(EXERCISE BRIEF) Copy every line in the records below that contains the word "shaded".

## start DATA PROVIDED

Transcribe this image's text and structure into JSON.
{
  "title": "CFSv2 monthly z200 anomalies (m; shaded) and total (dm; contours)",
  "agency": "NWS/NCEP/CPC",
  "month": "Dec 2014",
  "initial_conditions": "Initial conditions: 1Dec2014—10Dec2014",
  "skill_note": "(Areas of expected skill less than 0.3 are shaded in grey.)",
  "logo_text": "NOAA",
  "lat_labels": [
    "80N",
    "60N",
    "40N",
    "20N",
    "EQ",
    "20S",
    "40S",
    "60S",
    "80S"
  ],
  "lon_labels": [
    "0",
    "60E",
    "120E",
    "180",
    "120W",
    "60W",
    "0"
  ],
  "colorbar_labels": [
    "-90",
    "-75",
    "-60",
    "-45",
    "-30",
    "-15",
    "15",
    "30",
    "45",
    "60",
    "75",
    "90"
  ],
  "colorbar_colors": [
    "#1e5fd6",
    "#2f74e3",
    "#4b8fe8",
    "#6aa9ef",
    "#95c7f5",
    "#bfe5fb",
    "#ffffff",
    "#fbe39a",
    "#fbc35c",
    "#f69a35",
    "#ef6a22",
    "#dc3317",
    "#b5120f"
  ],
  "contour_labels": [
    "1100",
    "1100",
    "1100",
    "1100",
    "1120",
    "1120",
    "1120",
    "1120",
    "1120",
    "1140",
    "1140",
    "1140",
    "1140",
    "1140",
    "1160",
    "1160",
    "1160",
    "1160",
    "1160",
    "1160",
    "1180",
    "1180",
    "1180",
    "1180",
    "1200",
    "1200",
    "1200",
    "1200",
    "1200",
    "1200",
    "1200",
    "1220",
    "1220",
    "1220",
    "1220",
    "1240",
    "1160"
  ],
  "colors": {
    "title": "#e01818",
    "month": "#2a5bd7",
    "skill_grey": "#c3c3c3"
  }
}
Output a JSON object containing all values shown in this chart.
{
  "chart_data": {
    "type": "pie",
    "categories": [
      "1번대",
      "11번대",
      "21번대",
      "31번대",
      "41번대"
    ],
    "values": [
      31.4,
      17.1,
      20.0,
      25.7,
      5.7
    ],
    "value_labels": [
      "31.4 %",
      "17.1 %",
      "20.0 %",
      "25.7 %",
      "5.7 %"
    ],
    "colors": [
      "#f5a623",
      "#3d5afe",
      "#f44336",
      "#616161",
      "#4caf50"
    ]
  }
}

## end DATA PROVIDED

(SOLUTION)
  "title": "CFSv2 monthly z200 anomalies (m; shaded) and total (dm; contours)",
  "skill_note": "(Areas of expected skill less than 0.3 are shaded in grey.)",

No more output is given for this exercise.